■ WHAT YOU HAVE TO DO:
Write every line out verbatim and omit the pictures.

BEGIN ENTRIES

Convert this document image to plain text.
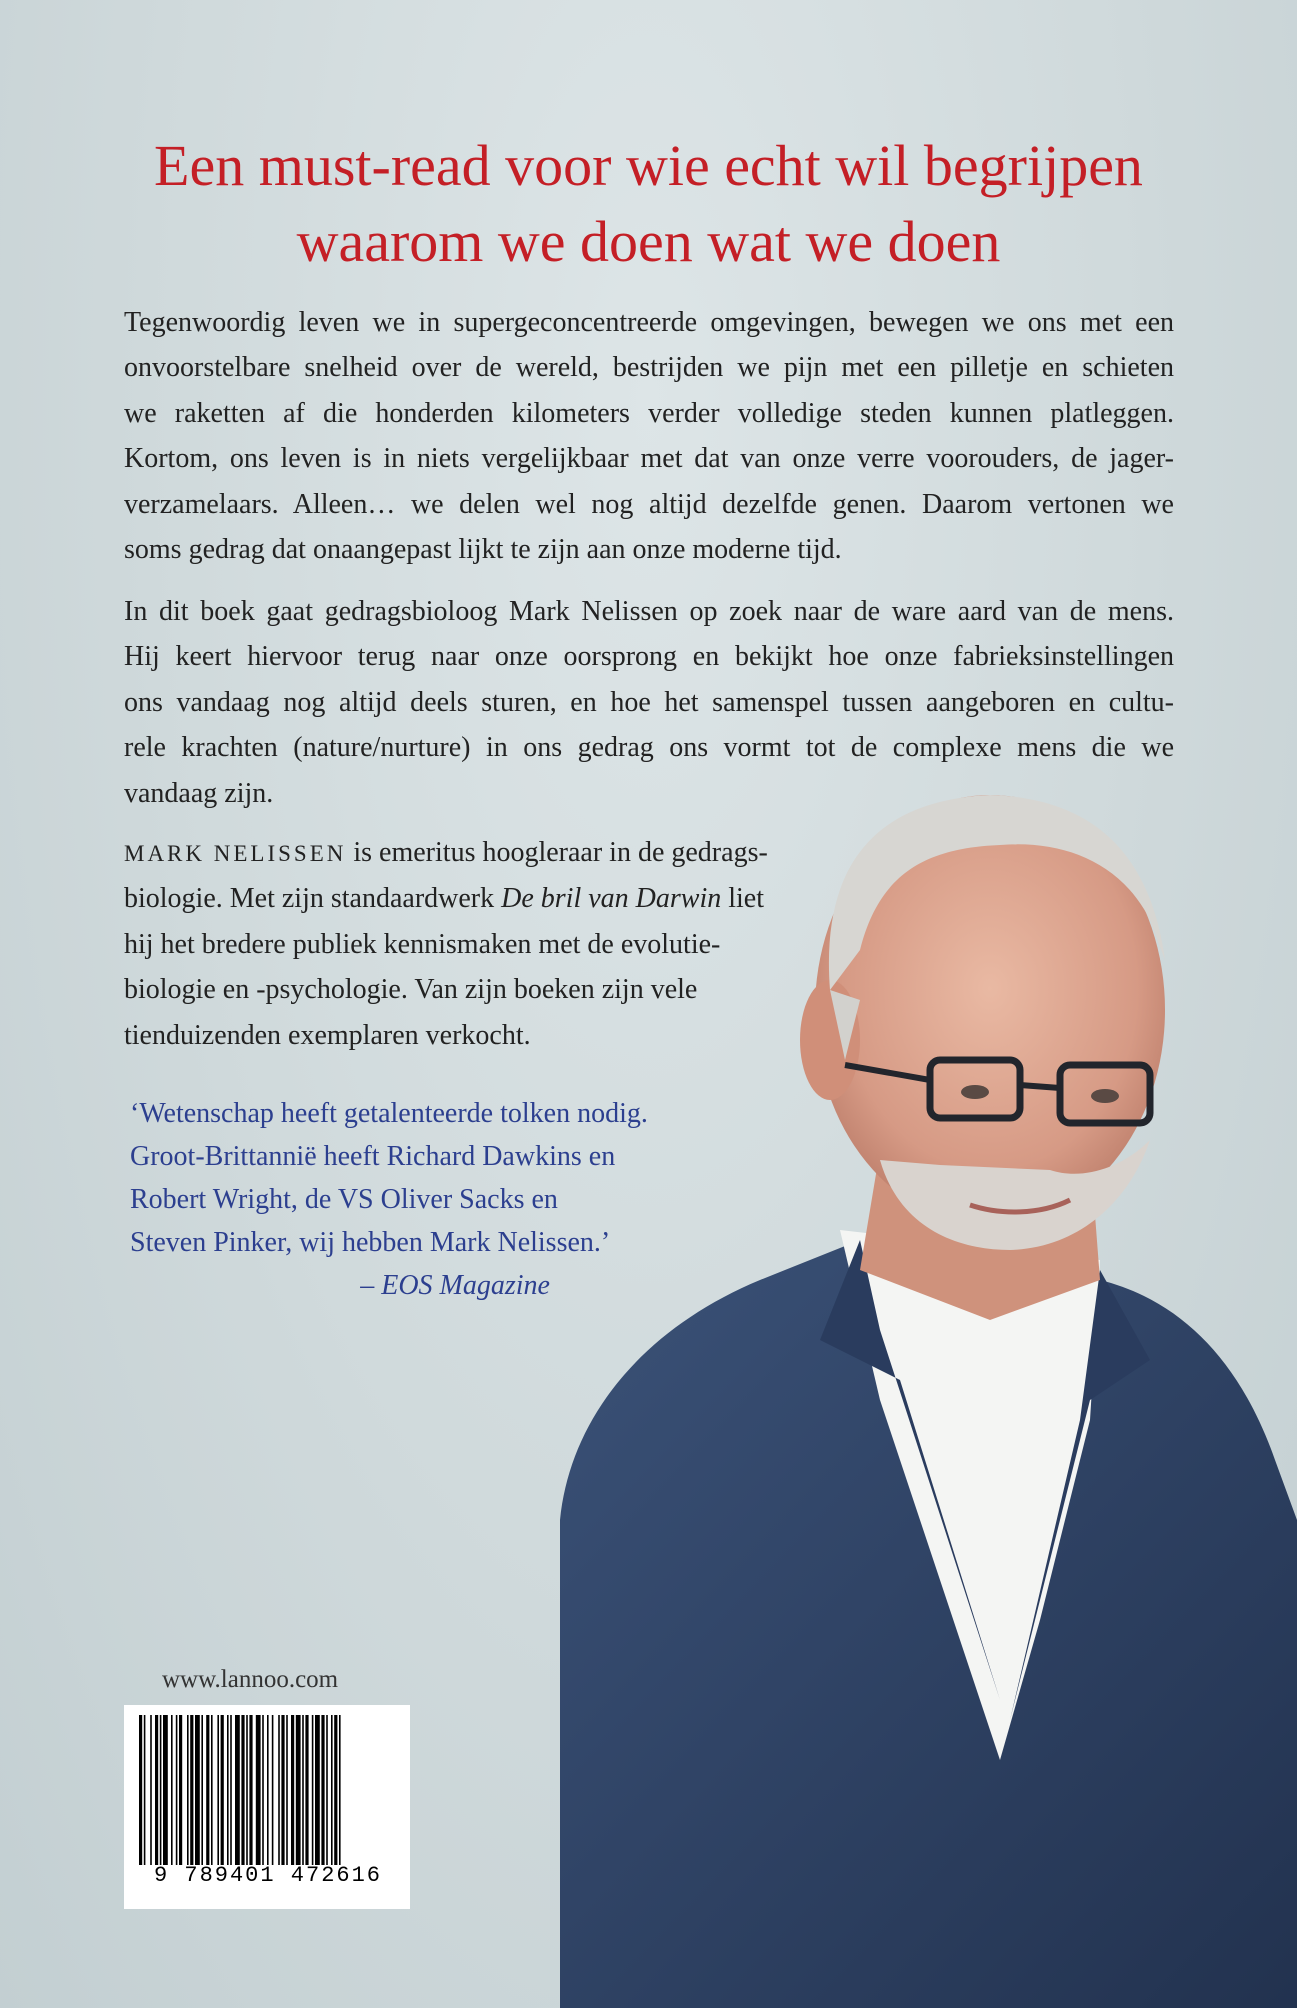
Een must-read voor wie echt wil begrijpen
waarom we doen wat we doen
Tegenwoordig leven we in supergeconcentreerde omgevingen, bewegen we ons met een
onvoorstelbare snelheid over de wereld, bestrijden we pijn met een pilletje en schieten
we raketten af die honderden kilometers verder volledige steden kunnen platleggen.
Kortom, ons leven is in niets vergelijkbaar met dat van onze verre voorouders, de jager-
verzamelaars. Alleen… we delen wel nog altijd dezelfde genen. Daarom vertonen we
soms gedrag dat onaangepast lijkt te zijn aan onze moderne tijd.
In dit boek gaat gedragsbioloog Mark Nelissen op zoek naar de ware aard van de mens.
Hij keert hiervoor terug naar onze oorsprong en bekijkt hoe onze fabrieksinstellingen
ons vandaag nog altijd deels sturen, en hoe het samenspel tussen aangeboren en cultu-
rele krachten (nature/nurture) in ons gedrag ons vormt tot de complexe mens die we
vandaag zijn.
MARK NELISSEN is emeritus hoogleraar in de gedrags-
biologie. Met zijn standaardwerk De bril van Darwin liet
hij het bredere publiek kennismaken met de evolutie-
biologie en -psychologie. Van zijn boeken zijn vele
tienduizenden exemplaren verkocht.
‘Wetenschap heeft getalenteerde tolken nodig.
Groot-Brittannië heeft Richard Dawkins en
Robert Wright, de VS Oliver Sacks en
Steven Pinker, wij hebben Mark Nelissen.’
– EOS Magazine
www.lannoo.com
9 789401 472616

END ENTRIES

■ PROBLEM SOLUTION:
Convert this document image to plain text.
Een must-read voor wie echt wil begrijpen
waarom we doen wat we doen
Tegenwoordig leven we in supergeconcentreerde omgevingen, bewegen we ons met een
onvoorstelbare snelheid over de wereld, bestrijden we pijn met een pilletje en schieten
we raketten af die honderden kilometers verder volledige steden kunnen platleggen.
Kortom, ons leven is in niets vergelijkbaar met dat van onze verre voorouders, de jager-
verzamelaars. Alleen… we delen wel nog altijd dezelfde genen. Daarom vertonen we
soms gedrag dat onaangepast lijkt te zijn aan onze moderne tijd.
In dit boek gaat gedragsbioloog Mark Nelissen op zoek naar de ware aard van de mens.
Hij keert hiervoor terug naar onze oorsprong en bekijkt hoe onze fabrieksinstellingen
ons vandaag nog altijd deels sturen, en hoe het samenspel tussen aangeboren en cultu-
rele krachten (nature/nurture) in ons gedrag ons vormt tot de complexe mens die we
vandaag zijn.
MARK NELISSEN is emeritus hoogleraar in de gedrags-
biologie. Met zijn standaardwerk De bril van Darwin liet
hij het bredere publiek kennismaken met de evolutie-
biologie en -psychologie. Van zijn boeken zijn vele
tienduizenden exemplaren verkocht.
‘Wetenschap heeft getalenteerde tolken nodig.
Groot-Brittannië heeft Richard Dawkins en
Robert Wright, de VS Oliver Sacks en
Steven Pinker, wij hebben Mark Nelissen.’
– EOS Magazine
www.lannoo.com
9 789401 472616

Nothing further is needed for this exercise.